* **Aim of the exercise**: Your task is to write out the complete listing exactly as it is shown.

* **Stored data entries**:

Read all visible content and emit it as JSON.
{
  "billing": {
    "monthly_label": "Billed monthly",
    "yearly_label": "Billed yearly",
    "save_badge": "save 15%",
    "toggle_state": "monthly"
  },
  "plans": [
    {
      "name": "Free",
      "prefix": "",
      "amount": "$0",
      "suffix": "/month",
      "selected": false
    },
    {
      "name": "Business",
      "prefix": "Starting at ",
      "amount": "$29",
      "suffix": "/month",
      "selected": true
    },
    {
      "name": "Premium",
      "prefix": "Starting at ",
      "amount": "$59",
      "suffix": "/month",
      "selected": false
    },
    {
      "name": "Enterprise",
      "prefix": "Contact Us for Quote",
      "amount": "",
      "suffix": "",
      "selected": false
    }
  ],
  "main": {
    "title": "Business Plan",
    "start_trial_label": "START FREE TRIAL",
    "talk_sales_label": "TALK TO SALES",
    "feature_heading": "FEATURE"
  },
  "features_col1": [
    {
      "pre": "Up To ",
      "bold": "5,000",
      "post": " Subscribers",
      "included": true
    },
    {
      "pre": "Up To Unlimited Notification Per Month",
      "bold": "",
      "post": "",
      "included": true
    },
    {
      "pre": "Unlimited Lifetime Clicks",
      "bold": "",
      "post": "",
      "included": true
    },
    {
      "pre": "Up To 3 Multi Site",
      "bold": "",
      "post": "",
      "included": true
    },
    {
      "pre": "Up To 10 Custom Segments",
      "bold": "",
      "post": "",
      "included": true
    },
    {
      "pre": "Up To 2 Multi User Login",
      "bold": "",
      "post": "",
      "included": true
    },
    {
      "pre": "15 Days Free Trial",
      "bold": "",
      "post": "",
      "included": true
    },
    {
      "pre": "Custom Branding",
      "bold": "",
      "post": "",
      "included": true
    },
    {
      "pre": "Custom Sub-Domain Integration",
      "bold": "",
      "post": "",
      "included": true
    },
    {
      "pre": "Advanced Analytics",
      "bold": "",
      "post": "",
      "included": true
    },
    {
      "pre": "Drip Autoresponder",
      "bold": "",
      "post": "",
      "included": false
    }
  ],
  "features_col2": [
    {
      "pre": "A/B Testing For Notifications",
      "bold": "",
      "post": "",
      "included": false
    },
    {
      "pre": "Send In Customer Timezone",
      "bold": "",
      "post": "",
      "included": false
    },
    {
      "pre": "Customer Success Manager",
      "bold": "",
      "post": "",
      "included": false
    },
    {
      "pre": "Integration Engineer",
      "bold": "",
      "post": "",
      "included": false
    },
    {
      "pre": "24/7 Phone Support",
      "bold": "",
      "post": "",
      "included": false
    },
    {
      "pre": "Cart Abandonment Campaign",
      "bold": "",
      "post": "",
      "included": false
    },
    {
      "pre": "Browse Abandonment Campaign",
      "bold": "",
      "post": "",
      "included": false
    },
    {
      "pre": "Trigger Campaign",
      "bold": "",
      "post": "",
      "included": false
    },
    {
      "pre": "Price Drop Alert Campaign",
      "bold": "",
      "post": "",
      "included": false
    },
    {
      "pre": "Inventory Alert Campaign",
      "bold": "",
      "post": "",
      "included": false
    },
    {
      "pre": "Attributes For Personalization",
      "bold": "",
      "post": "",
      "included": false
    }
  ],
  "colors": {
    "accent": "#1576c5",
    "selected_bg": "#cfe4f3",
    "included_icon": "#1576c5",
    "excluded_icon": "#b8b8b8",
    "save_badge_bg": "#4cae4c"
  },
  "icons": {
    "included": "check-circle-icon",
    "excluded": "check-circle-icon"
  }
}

* **Exercise response**:
Read all visible content and emit it as JSON.
{
  "billing": {
    "monthly_label": "Billed monthly",
    "yearly_label": "Billed yearly",
    "save_badge": "save 15%",
    "toggle_state": "monthly"
  },
  "plans": [
    {
      "name": "Free",
      "prefix": "",
      "amount": "$0",
      "suffix": "/month",
      "selected": false
    },
    {
      "name": "Business",
      "prefix": "Starting at ",
      "amount": "$29",
      "suffix": "/month",
      "selected": true
    },
    {
      "name": "Premium",
      "prefix": "Starting at ",
      "amount": "$59",
      "suffix": "/month",
      "selected": false
    },
    {
      "name": "Enterprise",
      "prefix": "Contact Us for Quote",
      "amount": "",
      "suffix": "",
      "selected": false
    }
  ],
  "main": {
    "title": "Business Plan",
    "start_trial_label": "START FREE TRIAL",
    "talk_sales_label": "TALK TO SALES",
    "feature_heading": "FEATURE"
  },
  "features_col1": [
    {
      "pre": "Up To ",
      "bold": "5,000",
      "post": " Subscribers",
      "included": true
    },
    {
      "pre": "Up To Unlimited Notification Per Month",
      "bold": "",
      "post": "",
      "included": true
    },
    {
      "pre": "Unlimited Lifetime Clicks",
      "bold": "",
      "post": "",
      "included": true
    },
    {
      "pre": "Up To 3 Multi Site",
      "bold": "",
      "post": "",
      "included": true
    },
    {
      "pre": "Up To 10 Custom Segments",
      "bold": "",
      "post": "",
      "included": true
    },
    {
      "pre": "Up To 2 Multi User Login",
      "bold": "",
      "post": "",
      "included": true
    },
    {
      "pre": "15 Days Free Trial",
      "bold": "",
      "post": "",
      "included": true
    },
    {
      "pre": "Custom Branding",
      "bold": "",
      "post": "",
      "included": true
    },
    {
      "pre": "Custom Sub-Domain Integration",
      "bold": "",
      "post": "",
      "included": true
    },
    {
      "pre": "Advanced Analytics",
      "bold": "",
      "post": "",
      "included": true
    },
    {
      "pre": "Drip Autoresponder",
      "bold": "",
      "post": "",
      "included": false
    }
  ],
  "features_col2": [
    {
      "pre": "A/B Testing For Notifications",
      "bold": "",
      "post": "",
      "included": false
    },
    {
      "pre": "Send In Customer Timezone",
      "bold": "",
      "post": "",
      "included": false
    },
    {
      "pre": "Customer Success Manager",
      "bold": "",
      "post": "",
      "included": false
    },
    {
      "pre": "Integration Engineer",
      "bold": "",
      "post": "",
      "included": false
    },
    {
      "pre": "24/7 Phone Support",
      "bold": "",
      "post": "",
      "included": false
    },
    {
      "pre": "Cart Abandonment Campaign",
      "bold": "",
      "post": "",
      "included": false
    },
    {
      "pre": "Browse Abandonment Campaign",
      "bold": "",
      "post": "",
      "included": false
    },
    {
      "pre": "Trigger Campaign",
      "bold": "",
      "post": "",
      "included": false
    },
    {
      "pre": "Price Drop Alert Campaign",
      "bold": "",
      "post": "",
      "included": false
    },
    {
      "pre": "Inventory Alert Campaign",
      "bold": "",
      "post": "",
      "included": false
    },
    {
      "pre": "Attributes For Personalization",
      "bold": "",
      "post": "",
      "included": false
    }
  ],
  "colors": {
    "accent": "#1576c5",
    "selected_bg": "#cfe4f3",
    "included_icon": "#1576c5",
    "excluded_icon": "#b8b8b8",
    "save_badge_bg": "#4cae4c"
  },
  "icons": {
    "included": "check-circle-icon",
    "excluded": "check-circle-icon"
  }
}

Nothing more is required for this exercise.